» **Problem details**: Extract every line of the material below and reproduce it faithfully.

[Figure record extracts]
================

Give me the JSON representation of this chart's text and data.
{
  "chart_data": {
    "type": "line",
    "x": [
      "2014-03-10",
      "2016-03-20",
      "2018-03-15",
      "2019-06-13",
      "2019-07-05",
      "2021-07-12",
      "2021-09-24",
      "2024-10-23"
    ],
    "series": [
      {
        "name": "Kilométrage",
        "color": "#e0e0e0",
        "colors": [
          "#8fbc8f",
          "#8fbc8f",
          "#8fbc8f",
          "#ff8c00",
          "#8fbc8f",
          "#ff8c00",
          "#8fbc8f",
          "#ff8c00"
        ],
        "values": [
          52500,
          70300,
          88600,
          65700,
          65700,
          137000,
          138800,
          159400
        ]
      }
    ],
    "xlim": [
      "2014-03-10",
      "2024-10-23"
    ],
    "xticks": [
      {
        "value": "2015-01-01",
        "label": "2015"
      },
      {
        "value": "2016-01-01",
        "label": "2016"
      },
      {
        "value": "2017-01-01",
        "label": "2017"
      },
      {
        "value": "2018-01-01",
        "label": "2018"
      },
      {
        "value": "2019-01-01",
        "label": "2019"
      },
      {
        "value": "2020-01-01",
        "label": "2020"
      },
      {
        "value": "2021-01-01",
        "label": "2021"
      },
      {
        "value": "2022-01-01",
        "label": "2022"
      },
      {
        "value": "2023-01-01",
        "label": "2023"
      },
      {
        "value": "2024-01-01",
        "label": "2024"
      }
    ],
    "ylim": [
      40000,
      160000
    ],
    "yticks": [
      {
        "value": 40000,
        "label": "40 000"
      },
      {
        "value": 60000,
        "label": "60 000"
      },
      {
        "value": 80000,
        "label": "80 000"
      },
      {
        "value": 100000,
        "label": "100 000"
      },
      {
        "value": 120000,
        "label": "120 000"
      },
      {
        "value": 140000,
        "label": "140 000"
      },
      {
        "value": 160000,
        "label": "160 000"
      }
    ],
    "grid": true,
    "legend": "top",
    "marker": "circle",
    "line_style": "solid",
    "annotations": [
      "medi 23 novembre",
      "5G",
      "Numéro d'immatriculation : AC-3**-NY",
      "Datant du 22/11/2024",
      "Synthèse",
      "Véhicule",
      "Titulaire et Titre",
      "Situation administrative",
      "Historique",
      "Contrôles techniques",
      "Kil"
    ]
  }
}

================

» **Worked answer**:
Give me the JSON representation of this chart's text and data.
{
  "chart_data": {
    "type": "line",
    "x": [
      "2014-03-10",
      "2016-03-20",
      "2018-03-15",
      "2019-06-13",
      "2019-07-05",
      "2021-07-12",
      "2021-09-24",
      "2024-10-23"
    ],
    "series": [
      {
        "name": "Kilométrage",
        "color": "#e0e0e0",
        "colors": [
          "#8fbc8f",
          "#8fbc8f",
          "#8fbc8f",
          "#ff8c00",
          "#8fbc8f",
          "#ff8c00",
          "#8fbc8f",
          "#ff8c00"
        ],
        "values": [
          52500,
          70300,
          88600,
          65700,
          65700,
          137000,
          138800,
          159400
        ]
      }
    ],
    "xlim": [
      "2014-03-10",
      "2024-10-23"
    ],
    "xticks": [
      {
        "value": "2015-01-01",
        "label": "2015"
      },
      {
        "value": "2016-01-01",
        "label": "2016"
      },
      {
        "value": "2017-01-01",
        "label": "2017"
      },
      {
        "value": "2018-01-01",
        "label": "2018"
      },
      {
        "value": "2019-01-01",
        "label": "2019"
      },
      {
        "value": "2020-01-01",
        "label": "2020"
      },
      {
        "value": "2021-01-01",
        "label": "2021"
      },
      {
        "value": "2022-01-01",
        "label": "2022"
      },
      {
        "value": "2023-01-01",
        "label": "2023"
      },
      {
        "value": "2024-01-01",
        "label": "2024"
      }
    ],
    "ylim": [
      40000,
      160000
    ],
    "yticks": [
      {
        "value": 40000,
        "label": "40 000"
      },
      {
        "value": 60000,
        "label": "60 000"
      },
      {
        "value": 80000,
        "label": "80 000"
      },
      {
        "value": 100000,
        "label": "100 000"
      },
      {
        "value": 120000,
        "label": "120 000"
      },
      {
        "value": 140000,
        "label": "140 000"
      },
      {
        "value": 160000,
        "label": "160 000"
      }
    ],
    "grid": true,
    "legend": "top",
    "marker": "circle",
    "line_style": "solid",
    "annotations": [
      "medi 23 novembre",
      "5G",
      "Numéro d'immatriculation : AC-3**-NY",
      "Datant du 22/11/2024",
      "Synthèse",
      "Véhicule",
      "Titulaire et Titre",
      "Situation administrative",
      "Historique",
      "Contrôles techniques",
      "Kil"
    ]
  }
}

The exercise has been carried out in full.